Data entries:
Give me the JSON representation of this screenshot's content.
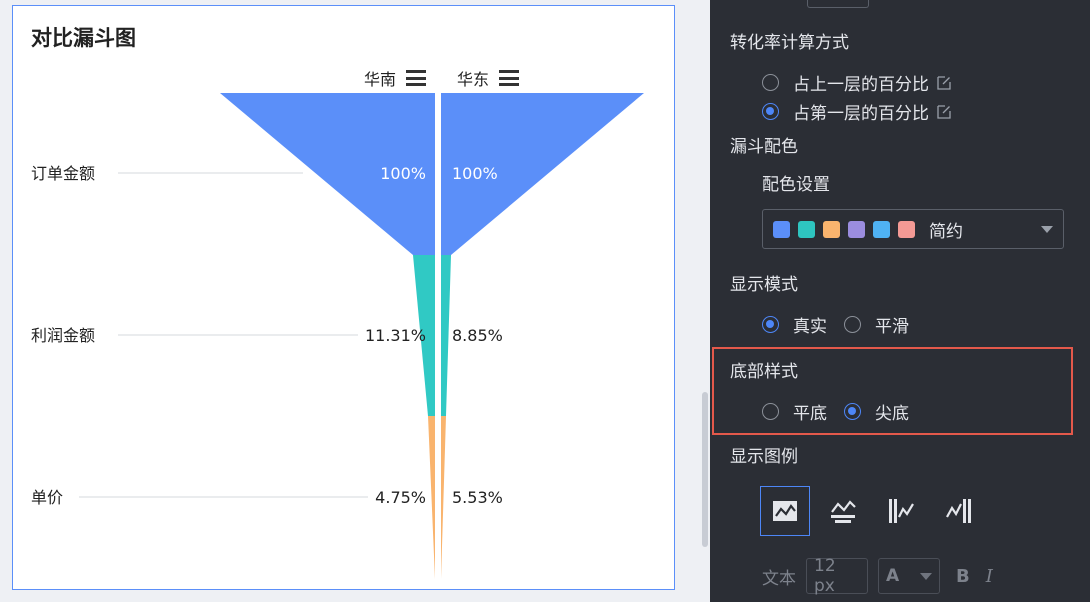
{
  "chart_card": {
    "title": "对比漏斗图",
    "legend": [
      {
        "name": "华南",
        "icon": "menu-icon"
      },
      {
        "name": "华东",
        "icon": "menu-icon"
      }
    ]
  },
  "chart_data": {
    "type": "funnel",
    "categories": [
      "订单金额",
      "利润金额",
      "单价"
    ],
    "series": [
      {
        "name": "华南",
        "values_pct": [
          100,
          11.31,
          4.75
        ],
        "labels": [
          "100%",
          "11.31%",
          "4.75%"
        ]
      },
      {
        "name": "华东",
        "values_pct": [
          100,
          8.85,
          5.53
        ],
        "labels": [
          "100%",
          "8.85%",
          "5.53%"
        ]
      }
    ],
    "colors": [
      "#5b8ff9",
      "#30c9c4",
      "#f9b46e"
    ],
    "bottom_style": "pointed",
    "mode": "real"
  },
  "panel": {
    "conversion": {
      "title": "转化率计算方式",
      "options": [
        {
          "label": "占上一层的百分比",
          "selected": false,
          "icon": "edit-icon"
        },
        {
          "label": "占第一层的百分比",
          "selected": true,
          "icon": "edit-icon"
        }
      ]
    },
    "funnel_color": {
      "title": "漏斗配色",
      "sub_title": "配色设置",
      "scheme_name": "简约",
      "swatches": [
        "#5b8ff9",
        "#2ec5c0",
        "#f9b46e",
        "#9b8ddf",
        "#4fb2f3",
        "#f49a95"
      ]
    },
    "display_mode": {
      "title": "显示模式",
      "options": [
        {
          "label": "真实",
          "selected": true
        },
        {
          "label": "平滑",
          "selected": false
        }
      ]
    },
    "bottom_style": {
      "title": "底部样式",
      "options": [
        {
          "label": "平底",
          "selected": false
        },
        {
          "label": "尖底",
          "selected": true
        }
      ]
    },
    "show_legend": {
      "title": "显示图例",
      "options": [
        "legend-top-icon",
        "legend-bottom-icon",
        "legend-left-icon",
        "legend-right-icon"
      ],
      "selected_index": 0
    },
    "text": {
      "label": "文本",
      "font_size": "12 px",
      "color_letter": "A",
      "bold": "B",
      "italic": "I"
    }
  },
  "colors": {
    "accent": "#4d86f7",
    "highlight": "#e4594b",
    "panel_bg": "#2b2e35"
  }
}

[Description of the task]
Copy out each line of the data containing the string "icon".

[Response to the exercise]
        "icon": "menu-icon"
        "icon": "menu-icon"
          "icon": "edit-icon"
          "icon": "edit-icon"
        "legend-top-icon",
        "legend-bottom-icon",
        "legend-left-icon",
        "legend-right-icon"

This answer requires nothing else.